* WORK REQUIRED: A single number is the answer here: how many lines of the entries contain "explorer"?

Stored data entries:
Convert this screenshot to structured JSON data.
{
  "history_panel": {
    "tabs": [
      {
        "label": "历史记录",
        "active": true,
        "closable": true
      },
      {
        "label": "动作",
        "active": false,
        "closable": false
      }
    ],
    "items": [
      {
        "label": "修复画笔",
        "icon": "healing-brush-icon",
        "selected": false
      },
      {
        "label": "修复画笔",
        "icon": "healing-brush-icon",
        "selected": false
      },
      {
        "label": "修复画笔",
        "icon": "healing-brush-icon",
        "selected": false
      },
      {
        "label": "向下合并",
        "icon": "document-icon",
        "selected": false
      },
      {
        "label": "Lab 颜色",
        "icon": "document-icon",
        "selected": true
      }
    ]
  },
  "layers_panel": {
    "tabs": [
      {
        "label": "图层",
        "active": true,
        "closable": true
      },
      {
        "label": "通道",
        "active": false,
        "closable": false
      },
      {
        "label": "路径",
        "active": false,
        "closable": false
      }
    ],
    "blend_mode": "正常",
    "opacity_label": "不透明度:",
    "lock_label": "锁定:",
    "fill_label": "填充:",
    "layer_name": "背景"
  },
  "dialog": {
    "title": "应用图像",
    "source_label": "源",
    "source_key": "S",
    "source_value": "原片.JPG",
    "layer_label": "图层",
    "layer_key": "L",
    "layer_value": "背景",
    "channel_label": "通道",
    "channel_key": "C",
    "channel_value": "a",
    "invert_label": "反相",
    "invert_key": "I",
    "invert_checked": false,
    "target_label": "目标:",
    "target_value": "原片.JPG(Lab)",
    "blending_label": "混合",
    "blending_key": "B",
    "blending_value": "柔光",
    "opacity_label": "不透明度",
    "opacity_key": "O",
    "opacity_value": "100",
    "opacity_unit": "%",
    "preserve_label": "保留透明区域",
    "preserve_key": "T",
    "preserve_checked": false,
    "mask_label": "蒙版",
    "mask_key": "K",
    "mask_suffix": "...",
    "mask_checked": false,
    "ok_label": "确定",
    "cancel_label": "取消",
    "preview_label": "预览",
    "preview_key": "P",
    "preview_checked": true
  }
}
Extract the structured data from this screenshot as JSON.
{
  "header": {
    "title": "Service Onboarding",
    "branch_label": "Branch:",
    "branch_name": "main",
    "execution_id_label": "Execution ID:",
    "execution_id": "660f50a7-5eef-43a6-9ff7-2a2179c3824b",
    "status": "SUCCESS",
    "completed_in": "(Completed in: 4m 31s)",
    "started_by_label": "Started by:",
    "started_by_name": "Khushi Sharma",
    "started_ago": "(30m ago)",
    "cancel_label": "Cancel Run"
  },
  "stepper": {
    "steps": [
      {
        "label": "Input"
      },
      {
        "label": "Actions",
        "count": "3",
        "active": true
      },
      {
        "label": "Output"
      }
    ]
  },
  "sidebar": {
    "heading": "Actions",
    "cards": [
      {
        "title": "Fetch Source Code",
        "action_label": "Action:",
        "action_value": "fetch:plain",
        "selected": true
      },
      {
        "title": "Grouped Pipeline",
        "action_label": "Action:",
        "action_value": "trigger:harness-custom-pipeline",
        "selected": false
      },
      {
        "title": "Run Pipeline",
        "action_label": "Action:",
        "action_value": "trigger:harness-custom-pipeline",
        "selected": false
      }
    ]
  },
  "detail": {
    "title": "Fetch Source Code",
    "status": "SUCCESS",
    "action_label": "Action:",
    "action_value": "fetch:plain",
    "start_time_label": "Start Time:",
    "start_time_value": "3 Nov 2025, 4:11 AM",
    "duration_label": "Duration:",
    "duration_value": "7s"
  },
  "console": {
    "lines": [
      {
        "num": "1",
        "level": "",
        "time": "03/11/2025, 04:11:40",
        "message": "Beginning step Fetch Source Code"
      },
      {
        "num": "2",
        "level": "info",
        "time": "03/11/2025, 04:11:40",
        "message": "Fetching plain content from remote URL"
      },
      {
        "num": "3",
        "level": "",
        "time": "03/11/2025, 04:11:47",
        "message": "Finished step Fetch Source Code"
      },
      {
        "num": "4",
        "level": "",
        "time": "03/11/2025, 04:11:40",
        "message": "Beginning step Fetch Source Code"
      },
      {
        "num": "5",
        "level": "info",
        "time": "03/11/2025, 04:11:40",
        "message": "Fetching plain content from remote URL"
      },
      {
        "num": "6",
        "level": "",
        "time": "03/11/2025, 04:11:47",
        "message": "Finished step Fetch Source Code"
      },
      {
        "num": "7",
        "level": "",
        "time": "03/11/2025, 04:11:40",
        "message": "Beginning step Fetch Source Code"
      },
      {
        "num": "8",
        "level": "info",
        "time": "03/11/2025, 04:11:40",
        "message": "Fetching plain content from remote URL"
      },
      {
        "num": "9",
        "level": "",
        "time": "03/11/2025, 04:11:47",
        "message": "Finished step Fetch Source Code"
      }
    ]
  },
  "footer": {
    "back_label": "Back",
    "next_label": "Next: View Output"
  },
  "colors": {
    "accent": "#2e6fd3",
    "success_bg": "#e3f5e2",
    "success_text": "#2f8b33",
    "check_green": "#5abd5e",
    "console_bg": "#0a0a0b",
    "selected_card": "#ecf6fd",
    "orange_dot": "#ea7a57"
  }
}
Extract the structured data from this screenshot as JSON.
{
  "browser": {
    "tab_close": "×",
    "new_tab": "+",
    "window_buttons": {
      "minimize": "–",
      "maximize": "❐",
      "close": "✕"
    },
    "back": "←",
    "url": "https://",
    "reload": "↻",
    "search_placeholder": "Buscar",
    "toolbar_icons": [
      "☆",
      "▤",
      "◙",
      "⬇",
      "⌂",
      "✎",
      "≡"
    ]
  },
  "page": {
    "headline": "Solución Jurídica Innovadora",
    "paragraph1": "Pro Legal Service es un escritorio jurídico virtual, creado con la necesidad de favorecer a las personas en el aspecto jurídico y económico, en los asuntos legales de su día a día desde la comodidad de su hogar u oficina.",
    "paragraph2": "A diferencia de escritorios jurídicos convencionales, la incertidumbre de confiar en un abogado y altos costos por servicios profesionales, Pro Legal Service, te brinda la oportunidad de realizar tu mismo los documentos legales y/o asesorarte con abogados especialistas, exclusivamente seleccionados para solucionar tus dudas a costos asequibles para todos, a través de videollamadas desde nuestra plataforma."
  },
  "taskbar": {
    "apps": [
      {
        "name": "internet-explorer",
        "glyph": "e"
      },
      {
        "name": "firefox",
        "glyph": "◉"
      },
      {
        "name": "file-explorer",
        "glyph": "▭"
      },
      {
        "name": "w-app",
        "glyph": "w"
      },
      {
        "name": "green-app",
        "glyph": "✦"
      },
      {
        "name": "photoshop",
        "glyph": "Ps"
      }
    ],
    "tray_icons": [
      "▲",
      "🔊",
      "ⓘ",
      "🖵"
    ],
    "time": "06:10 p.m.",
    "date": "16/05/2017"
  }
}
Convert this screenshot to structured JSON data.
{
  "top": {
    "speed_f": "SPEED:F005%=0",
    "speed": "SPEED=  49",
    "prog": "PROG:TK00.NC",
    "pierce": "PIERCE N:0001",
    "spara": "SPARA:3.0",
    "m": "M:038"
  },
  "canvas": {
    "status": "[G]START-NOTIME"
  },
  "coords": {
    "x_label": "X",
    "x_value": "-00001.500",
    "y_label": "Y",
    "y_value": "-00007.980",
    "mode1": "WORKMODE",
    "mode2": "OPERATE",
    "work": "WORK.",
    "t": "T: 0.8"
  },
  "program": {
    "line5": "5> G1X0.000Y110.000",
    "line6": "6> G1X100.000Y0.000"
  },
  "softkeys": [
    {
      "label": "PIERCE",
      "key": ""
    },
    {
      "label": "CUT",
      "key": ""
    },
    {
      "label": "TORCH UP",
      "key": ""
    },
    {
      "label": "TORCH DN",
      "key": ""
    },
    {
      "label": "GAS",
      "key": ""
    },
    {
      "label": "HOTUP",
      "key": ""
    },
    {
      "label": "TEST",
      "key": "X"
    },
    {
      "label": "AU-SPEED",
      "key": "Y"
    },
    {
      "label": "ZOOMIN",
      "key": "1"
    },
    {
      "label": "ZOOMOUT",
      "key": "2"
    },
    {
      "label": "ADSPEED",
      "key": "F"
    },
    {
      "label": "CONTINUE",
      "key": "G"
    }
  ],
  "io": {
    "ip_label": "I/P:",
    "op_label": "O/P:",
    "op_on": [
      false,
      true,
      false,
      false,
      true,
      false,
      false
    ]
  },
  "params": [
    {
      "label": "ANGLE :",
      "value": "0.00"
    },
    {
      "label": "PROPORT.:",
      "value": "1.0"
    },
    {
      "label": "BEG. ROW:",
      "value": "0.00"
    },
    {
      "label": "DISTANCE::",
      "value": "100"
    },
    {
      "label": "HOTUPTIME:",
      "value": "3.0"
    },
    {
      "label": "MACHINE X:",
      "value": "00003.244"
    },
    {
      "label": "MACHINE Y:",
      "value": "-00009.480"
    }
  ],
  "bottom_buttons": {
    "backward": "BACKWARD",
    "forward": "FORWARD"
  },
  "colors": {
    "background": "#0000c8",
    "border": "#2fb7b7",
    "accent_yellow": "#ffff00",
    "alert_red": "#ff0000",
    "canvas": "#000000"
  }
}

* OUTPUT OF THE TASK: 2